▶ **Stored data**:
▬▬▬▬▬▬▬▬▬▬
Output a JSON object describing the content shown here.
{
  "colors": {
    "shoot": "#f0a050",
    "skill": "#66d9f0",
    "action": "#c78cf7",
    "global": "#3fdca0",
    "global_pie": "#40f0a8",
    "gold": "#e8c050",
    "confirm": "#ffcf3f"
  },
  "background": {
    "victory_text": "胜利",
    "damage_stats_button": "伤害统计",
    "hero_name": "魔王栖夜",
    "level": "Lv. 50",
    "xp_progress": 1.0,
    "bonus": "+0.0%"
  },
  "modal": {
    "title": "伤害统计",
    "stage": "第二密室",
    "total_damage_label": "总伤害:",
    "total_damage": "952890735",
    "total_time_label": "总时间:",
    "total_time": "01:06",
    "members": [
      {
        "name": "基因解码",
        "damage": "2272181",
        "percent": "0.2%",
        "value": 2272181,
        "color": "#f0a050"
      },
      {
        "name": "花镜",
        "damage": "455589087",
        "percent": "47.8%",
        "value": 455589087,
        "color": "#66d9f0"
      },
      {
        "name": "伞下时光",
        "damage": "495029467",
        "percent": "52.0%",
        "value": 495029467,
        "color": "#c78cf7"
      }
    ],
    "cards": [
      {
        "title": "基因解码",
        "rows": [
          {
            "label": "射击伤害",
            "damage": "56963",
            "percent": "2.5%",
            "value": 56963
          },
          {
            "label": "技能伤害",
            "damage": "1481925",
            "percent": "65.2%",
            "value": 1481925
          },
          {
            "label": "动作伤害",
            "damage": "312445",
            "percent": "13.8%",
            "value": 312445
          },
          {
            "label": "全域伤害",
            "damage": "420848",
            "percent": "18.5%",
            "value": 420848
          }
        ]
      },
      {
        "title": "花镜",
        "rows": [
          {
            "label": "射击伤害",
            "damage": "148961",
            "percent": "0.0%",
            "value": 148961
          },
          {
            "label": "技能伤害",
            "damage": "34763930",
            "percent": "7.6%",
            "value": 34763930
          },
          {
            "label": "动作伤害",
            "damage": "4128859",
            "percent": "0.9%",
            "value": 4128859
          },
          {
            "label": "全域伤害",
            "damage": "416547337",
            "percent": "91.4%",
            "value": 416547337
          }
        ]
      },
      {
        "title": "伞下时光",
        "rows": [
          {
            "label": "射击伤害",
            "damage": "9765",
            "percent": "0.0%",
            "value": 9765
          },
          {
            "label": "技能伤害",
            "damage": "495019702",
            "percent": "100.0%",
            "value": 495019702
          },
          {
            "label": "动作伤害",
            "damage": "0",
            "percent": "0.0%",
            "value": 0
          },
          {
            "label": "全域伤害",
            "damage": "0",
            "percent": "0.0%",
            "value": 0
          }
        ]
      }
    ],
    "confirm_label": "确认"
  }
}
▬▬▬▬▬▬▬▬▬▬
▶ **Given task**:
Retype every entry word for word.

▶ **Answer to the exercise**:
Output a JSON object describing the content shown here.
{
  "colors": {
    "shoot": "#f0a050",
    "skill": "#66d9f0",
    "action": "#c78cf7",
    "global": "#3fdca0",
    "global_pie": "#40f0a8",
    "gold": "#e8c050",
    "confirm": "#ffcf3f"
  },
  "background": {
    "victory_text": "胜利",
    "damage_stats_button": "伤害统计",
    "hero_name": "魔王栖夜",
    "level": "Lv. 50",
    "xp_progress": 1.0,
    "bonus": "+0.0%"
  },
  "modal": {
    "title": "伤害统计",
    "stage": "第二密室",
    "total_damage_label": "总伤害:",
    "total_damage": "952890735",
    "total_time_label": "总时间:",
    "total_time": "01:06",
    "members": [
      {
        "name": "基因解码",
        "damage": "2272181",
        "percent": "0.2%",
        "value": 2272181,
        "color": "#f0a050"
      },
      {
        "name": "花镜",
        "damage": "455589087",
        "percent": "47.8%",
        "value": 455589087,
        "color": "#66d9f0"
      },
      {
        "name": "伞下时光",
        "damage": "495029467",
        "percent": "52.0%",
        "value": 495029467,
        "color": "#c78cf7"
      }
    ],
    "cards": [
      {
        "title": "基因解码",
        "rows": [
          {
            "label": "射击伤害",
            "damage": "56963",
            "percent": "2.5%",
            "value": 56963
          },
          {
            "label": "技能伤害",
            "damage": "1481925",
            "percent": "65.2%",
            "value": 1481925
          },
          {
            "label": "动作伤害",
            "damage": "312445",
            "percent": "13.8%",
            "value": 312445
          },
          {
            "label": "全域伤害",
            "damage": "420848",
            "percent": "18.5%",
            "value": 420848
          }
        ]
      },
      {
        "title": "花镜",
        "rows": [
          {
            "label": "射击伤害",
            "damage": "148961",
            "percent": "0.0%",
            "value": 148961
          },
          {
            "label": "技能伤害",
            "damage": "34763930",
            "percent": "7.6%",
            "value": 34763930
          },
          {
            "label": "动作伤害",
            "damage": "4128859",
            "percent": "0.9%",
            "value": 4128859
          },
          {
            "label": "全域伤害",
            "damage": "416547337",
            "percent": "91.4%",
            "value": 416547337
          }
        ]
      },
      {
        "title": "伞下时光",
        "rows": [
          {
            "label": "射击伤害",
            "damage": "9765",
            "percent": "0.0%",
            "value": 9765
          },
          {
            "label": "技能伤害",
            "damage": "495019702",
            "percent": "100.0%",
            "value": 495019702
          },
          {
            "label": "动作伤害",
            "damage": "0",
            "percent": "0.0%",
            "value": 0
          },
          {
            "label": "全域伤害",
            "damage": "0",
            "percent": "0.0%",
            "value": 0
          }
        ]
      }
    ],
    "confirm_label": "确认"
  }
}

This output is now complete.